**Task prompt**
Extract all lines that hold the string "suscriptores".

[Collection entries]
|---|

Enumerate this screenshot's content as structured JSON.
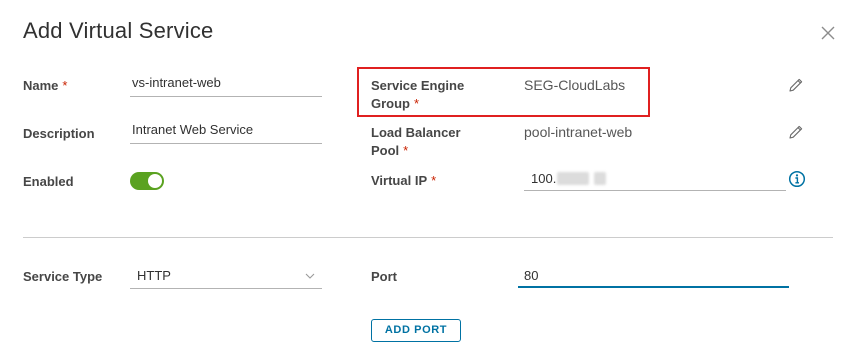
{
  "dialog": {
    "title": "Add Virtual Service",
    "close_icon": "close-icon"
  },
  "form": {
    "name": {
      "label": "Name",
      "required": "*",
      "value": "vs-intranet-web"
    },
    "description": {
      "label": "Description",
      "value": "Intranet Web Service"
    },
    "enabled": {
      "label": "Enabled",
      "state": "on"
    },
    "service_engine_group": {
      "label_line1": "Service Engine",
      "label_line2": "Group",
      "required": "*",
      "value": "SEG-CloudLabs",
      "edit_icon": "pencil-icon"
    },
    "load_balancer_pool": {
      "label_line1": "Load Balancer",
      "label_line2": "Pool",
      "required": "*",
      "value": "pool-intranet-web",
      "edit_icon": "pencil-icon"
    },
    "virtual_ip": {
      "label": "Virtual IP",
      "required": "*",
      "value_visible": "100.",
      "info_icon": "info-circle-icon"
    },
    "service_type": {
      "label": "Service Type",
      "selected": "HTTP"
    },
    "port": {
      "label": "Port",
      "value": "80"
    },
    "add_port_label": "ADD PORT"
  },
  "colors": {
    "accent": "#0072a3",
    "toggle_on": "#5aa220",
    "required": "#c92100",
    "highlight": "#e02020"
  }
}
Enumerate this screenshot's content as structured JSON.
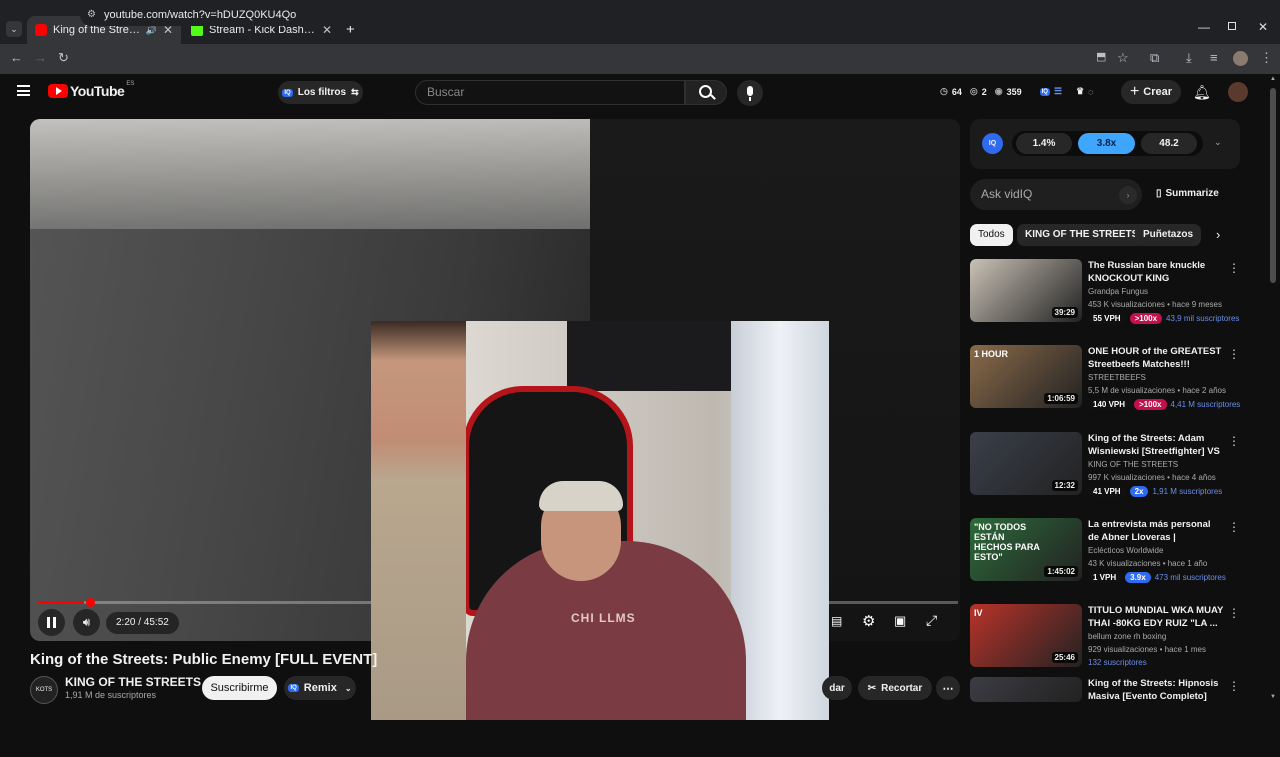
{
  "browser": {
    "tabs": [
      {
        "title": "King of the Streets: Public E",
        "favicon_color": "#ff0000"
      },
      {
        "title": "Stream - Kick Dashboard",
        "favicon_color": "#53fc18"
      }
    ],
    "url": "youtube.com/watch?v=hDUZQ0KU4Qo"
  },
  "youtube": {
    "logo": "YouTube",
    "region": "ES",
    "filters_label": "Los filtros",
    "search_placeholder": "Buscar",
    "stats": {
      "a": "64",
      "b": "2",
      "c": "359"
    },
    "create_label": "Crear"
  },
  "player": {
    "time": "2:20 / 45:52",
    "progress_fraction": 0.05,
    "shirt_text": "CHI LLMS"
  },
  "video": {
    "title": "King of the Streets: Public Enemy [FULL EVENT]",
    "channel": "KING OF THE STREETS",
    "channel_avatar_text": "KOTS",
    "subscribers": "1,91 M de suscriptores",
    "subscribe_label": "Suscribirme",
    "remix_label": "Remix",
    "download_partial": "dar",
    "clip_label": "Recortar"
  },
  "vidiq": {
    "badge": "IQ",
    "stats": [
      "1.4%",
      "3.8x",
      "48.2"
    ],
    "ask_placeholder": "Ask vidIQ",
    "summarize_label": "Summarize"
  },
  "chips": [
    "Todos",
    "KING OF THE STREETS",
    "Puñetazos"
  ],
  "recommendations": [
    {
      "title": "The Russian bare knuckle KNOCKOUT KING hospitalisin...",
      "channel": "Grandpa Fungus",
      "meta": "453 K visualizaciones • hace 9 meses",
      "vph": "55 VPH",
      "badge": ">100x",
      "badge_type": "pink",
      "subs": "43,9 mil suscriptores",
      "duration": "39:29",
      "thumb_color": "#c9c2b6"
    },
    {
      "title": "ONE HOUR of the GREATEST Streetbeefs Matches!!!",
      "channel": "STREETBEEFS",
      "meta": "5,5 M de visualizaciones • hace 2 años",
      "vph": "140 VPH",
      "badge": ">100x",
      "badge_type": "pink",
      "subs": "4,41 M suscriptores",
      "duration": "1:06:59",
      "thumb_color": "#8a6a4a",
      "thumb_label": "1 HOUR"
    },
    {
      "title": "King of the Streets: Adam Wisniewski [Streetfighter] VS ...",
      "channel": "KING OF THE STREETS",
      "meta": "997 K visualizaciones • hace 4 años",
      "vph": "41 VPH",
      "badge": "2x",
      "badge_type": "blue",
      "subs": "1,91 M suscriptores",
      "duration": "12:32",
      "thumb_color": "#3a3f4a"
    },
    {
      "title": "La entrevista más personal de Abner Lloveras | Eclécticos ...",
      "channel": "Eclécticos Worldwide",
      "meta": "43 K visualizaciones • hace 1 año",
      "vph": "1 VPH",
      "badge": "3.9x",
      "badge_type": "blue",
      "subs": "473 mil suscriptores",
      "duration": "1:45:02",
      "thumb_color": "#2d6a3a",
      "thumb_label": "\"NO TODOS ESTÁN HECHOS PARA ESTO\""
    },
    {
      "title": "TITULO MUNDIAL WKA MUAY THAI -80KG EDY RUIZ \"LA ...",
      "channel": "bellum zone rh boxing",
      "meta": "929 visualizaciones • hace 1 mes",
      "vph": "",
      "badge": "",
      "badge_type": "",
      "subs": "132 suscriptores",
      "duration": "25:46",
      "thumb_color": "#b8332a",
      "thumb_label": "IV"
    },
    {
      "title": "King of the Streets: Hipnosis Masiva [Evento Completo]",
      "channel": "",
      "meta": "",
      "vph": "",
      "badge": "",
      "badge_type": "",
      "subs": "",
      "duration": "",
      "thumb_color": "#3c3c44"
    }
  ]
}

|---|

**Full output**
    "subscribers": "1,91 M de suscriptores",
      "subs": "43,9 mil suscriptores",
      "subs": "4,41 M suscriptores",
      "subs": "1,91 M suscriptores",
      "subs": "473 mil suscriptores",
      "subs": "132 suscriptores",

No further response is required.